# EXERCISE INPUTS
-- start --
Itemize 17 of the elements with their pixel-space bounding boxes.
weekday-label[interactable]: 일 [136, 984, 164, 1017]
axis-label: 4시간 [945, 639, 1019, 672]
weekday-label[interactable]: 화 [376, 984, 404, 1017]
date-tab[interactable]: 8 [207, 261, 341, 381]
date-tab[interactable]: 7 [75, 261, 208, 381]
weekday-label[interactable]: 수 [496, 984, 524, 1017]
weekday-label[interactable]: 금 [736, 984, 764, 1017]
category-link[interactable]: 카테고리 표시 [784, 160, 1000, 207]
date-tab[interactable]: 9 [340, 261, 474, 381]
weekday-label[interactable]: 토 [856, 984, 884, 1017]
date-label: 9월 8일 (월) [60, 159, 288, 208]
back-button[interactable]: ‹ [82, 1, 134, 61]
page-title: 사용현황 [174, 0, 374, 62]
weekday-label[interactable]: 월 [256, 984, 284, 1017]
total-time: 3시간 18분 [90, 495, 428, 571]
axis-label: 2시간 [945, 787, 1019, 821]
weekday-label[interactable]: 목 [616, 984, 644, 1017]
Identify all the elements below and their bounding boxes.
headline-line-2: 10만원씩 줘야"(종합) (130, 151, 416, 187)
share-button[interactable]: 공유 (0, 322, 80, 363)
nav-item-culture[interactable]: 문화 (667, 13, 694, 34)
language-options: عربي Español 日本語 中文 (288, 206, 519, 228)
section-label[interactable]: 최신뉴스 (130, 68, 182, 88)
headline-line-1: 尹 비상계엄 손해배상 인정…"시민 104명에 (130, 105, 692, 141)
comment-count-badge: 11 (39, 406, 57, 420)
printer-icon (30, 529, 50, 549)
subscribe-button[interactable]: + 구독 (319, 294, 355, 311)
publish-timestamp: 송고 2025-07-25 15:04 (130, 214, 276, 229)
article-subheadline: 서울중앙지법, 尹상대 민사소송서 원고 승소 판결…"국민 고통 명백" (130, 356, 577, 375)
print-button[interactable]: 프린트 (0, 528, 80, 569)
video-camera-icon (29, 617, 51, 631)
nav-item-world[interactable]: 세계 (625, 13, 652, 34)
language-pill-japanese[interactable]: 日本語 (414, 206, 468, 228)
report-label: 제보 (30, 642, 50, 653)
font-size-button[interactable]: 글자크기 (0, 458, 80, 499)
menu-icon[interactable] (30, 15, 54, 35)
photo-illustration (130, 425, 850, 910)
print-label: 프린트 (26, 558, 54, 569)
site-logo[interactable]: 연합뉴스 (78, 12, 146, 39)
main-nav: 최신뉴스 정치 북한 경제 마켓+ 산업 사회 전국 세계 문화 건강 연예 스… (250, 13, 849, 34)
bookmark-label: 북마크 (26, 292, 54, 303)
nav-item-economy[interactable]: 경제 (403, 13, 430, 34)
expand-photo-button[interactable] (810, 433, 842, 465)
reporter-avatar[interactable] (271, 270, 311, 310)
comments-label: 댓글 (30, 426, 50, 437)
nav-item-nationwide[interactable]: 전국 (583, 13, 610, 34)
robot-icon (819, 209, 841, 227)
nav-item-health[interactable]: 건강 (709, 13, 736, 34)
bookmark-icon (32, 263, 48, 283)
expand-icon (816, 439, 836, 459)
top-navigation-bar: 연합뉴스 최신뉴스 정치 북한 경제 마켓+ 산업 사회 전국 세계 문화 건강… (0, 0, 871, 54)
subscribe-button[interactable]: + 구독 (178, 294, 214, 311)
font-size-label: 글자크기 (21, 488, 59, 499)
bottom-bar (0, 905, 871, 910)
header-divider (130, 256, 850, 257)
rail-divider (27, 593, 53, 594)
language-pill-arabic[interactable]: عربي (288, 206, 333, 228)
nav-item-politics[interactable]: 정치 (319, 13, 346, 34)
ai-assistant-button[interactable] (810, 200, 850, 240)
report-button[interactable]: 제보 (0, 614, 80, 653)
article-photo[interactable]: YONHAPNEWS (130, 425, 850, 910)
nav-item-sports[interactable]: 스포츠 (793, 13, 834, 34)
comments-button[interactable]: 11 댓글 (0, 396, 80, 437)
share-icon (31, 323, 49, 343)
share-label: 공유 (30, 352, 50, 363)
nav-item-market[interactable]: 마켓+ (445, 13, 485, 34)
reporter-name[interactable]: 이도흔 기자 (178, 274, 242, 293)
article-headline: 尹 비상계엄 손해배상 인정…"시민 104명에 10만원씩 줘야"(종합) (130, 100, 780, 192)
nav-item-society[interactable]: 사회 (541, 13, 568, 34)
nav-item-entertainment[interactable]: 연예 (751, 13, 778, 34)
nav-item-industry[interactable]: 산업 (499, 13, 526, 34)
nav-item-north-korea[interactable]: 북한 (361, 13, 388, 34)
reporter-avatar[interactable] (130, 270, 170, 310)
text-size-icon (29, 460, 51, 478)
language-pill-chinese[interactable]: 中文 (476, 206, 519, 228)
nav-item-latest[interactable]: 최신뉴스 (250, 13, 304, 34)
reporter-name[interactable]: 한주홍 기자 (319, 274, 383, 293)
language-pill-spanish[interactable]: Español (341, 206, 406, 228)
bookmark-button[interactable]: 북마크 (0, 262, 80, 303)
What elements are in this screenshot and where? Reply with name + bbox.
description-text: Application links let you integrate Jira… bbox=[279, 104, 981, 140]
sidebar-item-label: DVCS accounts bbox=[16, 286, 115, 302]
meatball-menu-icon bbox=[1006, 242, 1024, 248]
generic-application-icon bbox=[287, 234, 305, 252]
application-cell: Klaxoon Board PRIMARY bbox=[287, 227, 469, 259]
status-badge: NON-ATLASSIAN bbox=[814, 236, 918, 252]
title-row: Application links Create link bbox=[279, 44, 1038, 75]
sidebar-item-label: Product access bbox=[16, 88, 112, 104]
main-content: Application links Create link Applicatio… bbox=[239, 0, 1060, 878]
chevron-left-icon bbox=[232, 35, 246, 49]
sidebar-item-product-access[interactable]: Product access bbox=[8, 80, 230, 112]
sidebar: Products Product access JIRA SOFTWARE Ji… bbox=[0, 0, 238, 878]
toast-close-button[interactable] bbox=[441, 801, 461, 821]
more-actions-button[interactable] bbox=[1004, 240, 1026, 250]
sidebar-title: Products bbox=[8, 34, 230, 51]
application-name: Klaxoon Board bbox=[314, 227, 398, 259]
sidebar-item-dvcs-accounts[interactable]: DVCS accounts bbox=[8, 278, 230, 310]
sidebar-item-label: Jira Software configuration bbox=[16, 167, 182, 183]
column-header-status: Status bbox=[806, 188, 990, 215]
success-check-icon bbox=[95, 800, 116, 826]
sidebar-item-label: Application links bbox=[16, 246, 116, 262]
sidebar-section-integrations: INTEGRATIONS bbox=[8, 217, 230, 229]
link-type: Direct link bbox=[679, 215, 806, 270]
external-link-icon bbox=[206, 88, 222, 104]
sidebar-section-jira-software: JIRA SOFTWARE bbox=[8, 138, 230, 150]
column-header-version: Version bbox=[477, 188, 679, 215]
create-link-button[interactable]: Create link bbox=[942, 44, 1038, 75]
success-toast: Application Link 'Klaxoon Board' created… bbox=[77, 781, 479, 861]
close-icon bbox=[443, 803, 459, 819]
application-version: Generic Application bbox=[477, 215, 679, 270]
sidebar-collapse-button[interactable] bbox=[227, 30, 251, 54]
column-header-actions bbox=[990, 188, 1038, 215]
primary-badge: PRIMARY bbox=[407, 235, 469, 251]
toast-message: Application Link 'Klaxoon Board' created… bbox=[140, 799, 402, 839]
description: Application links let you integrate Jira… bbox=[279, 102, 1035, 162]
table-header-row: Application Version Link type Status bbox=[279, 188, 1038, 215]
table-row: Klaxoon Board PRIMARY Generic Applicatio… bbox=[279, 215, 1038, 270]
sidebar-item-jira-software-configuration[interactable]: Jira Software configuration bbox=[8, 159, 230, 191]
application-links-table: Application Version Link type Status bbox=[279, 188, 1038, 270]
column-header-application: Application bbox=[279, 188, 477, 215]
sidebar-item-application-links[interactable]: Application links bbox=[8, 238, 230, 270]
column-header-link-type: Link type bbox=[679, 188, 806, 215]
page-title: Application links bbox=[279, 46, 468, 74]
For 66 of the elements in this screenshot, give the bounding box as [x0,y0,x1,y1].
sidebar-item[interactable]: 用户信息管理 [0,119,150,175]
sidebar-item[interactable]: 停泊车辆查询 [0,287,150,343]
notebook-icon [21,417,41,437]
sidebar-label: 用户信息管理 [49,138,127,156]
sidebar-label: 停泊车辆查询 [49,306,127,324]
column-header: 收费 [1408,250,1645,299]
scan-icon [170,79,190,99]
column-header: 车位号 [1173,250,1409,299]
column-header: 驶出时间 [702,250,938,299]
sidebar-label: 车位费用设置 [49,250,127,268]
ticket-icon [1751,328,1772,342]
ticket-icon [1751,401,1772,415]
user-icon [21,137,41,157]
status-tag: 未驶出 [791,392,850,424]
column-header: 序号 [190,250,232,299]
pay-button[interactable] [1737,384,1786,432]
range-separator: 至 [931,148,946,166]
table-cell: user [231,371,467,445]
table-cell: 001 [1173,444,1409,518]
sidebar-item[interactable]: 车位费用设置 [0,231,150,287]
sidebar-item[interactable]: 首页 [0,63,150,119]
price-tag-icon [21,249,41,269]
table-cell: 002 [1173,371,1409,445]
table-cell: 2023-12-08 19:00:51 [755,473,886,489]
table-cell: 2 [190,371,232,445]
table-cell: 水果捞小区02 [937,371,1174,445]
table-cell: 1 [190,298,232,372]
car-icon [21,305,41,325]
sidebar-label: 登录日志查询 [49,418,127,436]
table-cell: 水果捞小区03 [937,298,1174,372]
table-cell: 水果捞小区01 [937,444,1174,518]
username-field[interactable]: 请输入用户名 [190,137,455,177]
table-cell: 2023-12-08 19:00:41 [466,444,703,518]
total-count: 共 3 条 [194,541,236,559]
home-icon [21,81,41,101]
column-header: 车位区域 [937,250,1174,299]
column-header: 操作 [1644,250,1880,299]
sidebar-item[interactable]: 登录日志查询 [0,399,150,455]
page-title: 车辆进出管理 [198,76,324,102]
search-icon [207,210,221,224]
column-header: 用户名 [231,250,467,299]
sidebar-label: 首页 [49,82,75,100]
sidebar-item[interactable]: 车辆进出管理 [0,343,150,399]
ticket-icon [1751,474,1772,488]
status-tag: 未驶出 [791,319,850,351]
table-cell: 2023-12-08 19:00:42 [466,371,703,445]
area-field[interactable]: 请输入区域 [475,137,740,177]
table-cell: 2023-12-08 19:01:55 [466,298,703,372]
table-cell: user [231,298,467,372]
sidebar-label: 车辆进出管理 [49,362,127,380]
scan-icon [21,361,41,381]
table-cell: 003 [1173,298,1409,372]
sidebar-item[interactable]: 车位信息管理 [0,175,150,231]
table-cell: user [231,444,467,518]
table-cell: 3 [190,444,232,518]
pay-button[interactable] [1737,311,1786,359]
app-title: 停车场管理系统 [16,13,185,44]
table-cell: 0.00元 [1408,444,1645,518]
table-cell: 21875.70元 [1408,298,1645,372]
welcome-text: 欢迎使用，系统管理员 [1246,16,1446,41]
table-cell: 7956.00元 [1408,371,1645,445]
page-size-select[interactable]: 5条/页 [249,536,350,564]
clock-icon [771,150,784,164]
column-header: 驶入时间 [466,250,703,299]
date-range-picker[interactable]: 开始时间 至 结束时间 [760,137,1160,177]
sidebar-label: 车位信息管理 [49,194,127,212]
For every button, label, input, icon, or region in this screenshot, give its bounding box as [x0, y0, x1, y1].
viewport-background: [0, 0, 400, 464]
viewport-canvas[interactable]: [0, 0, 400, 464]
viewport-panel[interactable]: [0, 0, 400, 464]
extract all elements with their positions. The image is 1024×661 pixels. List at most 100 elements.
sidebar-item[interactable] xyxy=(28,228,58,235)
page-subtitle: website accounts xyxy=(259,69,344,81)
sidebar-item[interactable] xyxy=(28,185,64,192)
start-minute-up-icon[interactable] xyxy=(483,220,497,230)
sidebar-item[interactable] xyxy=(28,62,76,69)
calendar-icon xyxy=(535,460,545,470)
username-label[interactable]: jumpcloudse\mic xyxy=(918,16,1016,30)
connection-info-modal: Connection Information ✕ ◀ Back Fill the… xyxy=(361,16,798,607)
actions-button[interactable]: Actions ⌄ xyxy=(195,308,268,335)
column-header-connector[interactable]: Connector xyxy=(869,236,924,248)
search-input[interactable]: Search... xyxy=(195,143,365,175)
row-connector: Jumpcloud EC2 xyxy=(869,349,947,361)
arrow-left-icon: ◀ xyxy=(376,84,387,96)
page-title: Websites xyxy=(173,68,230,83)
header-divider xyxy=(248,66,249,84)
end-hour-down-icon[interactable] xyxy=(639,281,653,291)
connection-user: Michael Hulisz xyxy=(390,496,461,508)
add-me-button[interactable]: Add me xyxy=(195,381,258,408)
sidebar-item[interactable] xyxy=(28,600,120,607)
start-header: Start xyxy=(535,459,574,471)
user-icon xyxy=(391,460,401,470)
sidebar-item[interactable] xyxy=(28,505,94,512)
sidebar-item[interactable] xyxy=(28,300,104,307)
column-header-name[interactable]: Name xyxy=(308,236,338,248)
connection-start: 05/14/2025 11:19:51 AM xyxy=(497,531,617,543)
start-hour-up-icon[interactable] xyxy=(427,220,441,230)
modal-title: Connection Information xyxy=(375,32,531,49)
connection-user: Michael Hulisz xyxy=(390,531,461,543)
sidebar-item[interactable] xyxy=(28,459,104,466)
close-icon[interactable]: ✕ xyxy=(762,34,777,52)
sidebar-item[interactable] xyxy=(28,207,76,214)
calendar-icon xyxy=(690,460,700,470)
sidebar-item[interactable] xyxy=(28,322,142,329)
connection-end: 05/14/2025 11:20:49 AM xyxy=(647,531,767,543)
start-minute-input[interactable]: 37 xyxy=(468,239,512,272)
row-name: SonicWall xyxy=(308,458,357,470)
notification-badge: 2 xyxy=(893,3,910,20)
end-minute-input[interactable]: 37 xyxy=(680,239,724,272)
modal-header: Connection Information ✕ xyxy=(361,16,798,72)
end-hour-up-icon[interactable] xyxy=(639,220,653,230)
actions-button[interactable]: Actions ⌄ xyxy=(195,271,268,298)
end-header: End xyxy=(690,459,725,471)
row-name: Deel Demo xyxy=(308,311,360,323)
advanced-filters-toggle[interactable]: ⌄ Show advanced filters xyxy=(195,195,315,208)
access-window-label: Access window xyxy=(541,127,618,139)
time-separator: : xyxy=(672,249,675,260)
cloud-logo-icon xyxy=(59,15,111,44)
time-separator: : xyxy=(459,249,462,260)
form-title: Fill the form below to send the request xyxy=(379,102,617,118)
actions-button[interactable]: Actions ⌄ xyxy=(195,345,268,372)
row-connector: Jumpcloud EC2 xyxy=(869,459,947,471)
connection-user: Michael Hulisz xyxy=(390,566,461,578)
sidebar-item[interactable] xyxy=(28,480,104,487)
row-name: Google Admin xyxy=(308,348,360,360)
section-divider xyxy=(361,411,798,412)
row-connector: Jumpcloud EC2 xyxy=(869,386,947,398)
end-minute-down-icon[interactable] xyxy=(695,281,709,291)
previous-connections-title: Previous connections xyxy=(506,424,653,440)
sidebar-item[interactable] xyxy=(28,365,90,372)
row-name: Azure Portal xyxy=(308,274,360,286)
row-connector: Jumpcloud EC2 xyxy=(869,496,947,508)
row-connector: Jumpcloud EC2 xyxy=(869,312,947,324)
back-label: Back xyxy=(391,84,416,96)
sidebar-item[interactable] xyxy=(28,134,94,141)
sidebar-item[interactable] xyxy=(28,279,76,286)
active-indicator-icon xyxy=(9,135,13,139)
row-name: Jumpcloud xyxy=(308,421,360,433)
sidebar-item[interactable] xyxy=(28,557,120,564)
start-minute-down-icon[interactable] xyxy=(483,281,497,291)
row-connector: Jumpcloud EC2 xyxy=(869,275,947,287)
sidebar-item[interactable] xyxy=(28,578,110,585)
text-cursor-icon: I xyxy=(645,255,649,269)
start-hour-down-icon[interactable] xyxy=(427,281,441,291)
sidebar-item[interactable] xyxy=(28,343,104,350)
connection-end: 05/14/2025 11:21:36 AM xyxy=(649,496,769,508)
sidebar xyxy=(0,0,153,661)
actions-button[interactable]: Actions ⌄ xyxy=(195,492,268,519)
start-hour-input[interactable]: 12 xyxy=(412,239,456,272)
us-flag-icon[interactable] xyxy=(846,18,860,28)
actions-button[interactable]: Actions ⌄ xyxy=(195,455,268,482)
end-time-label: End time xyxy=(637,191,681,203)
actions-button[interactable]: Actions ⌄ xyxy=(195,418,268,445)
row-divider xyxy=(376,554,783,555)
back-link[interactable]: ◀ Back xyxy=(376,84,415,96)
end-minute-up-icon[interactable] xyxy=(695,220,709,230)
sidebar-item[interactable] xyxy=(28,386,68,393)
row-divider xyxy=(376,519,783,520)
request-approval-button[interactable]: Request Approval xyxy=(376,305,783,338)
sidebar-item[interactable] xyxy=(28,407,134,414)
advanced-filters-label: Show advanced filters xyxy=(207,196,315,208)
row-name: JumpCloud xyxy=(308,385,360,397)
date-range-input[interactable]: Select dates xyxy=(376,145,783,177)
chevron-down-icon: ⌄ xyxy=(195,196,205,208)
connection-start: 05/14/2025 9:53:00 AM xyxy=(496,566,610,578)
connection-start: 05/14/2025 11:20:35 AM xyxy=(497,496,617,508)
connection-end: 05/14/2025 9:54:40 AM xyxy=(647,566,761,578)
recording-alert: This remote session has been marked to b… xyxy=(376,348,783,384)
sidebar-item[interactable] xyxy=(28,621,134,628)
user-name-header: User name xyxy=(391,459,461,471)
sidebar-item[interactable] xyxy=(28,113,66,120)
-- end --
# BRIEF
Gather every line of the data above that contains the string "reporter", matching case exactly.

# PROBLEM SOLUTION
reporter-avatar[interactable] (271, 270, 311, 310)
reporter-name[interactable]: 이도흔 기자 (178, 274, 242, 293)
reporter-avatar[interactable] (130, 270, 170, 310)
reporter-name[interactable]: 한주홍 기자 (319, 274, 383, 293)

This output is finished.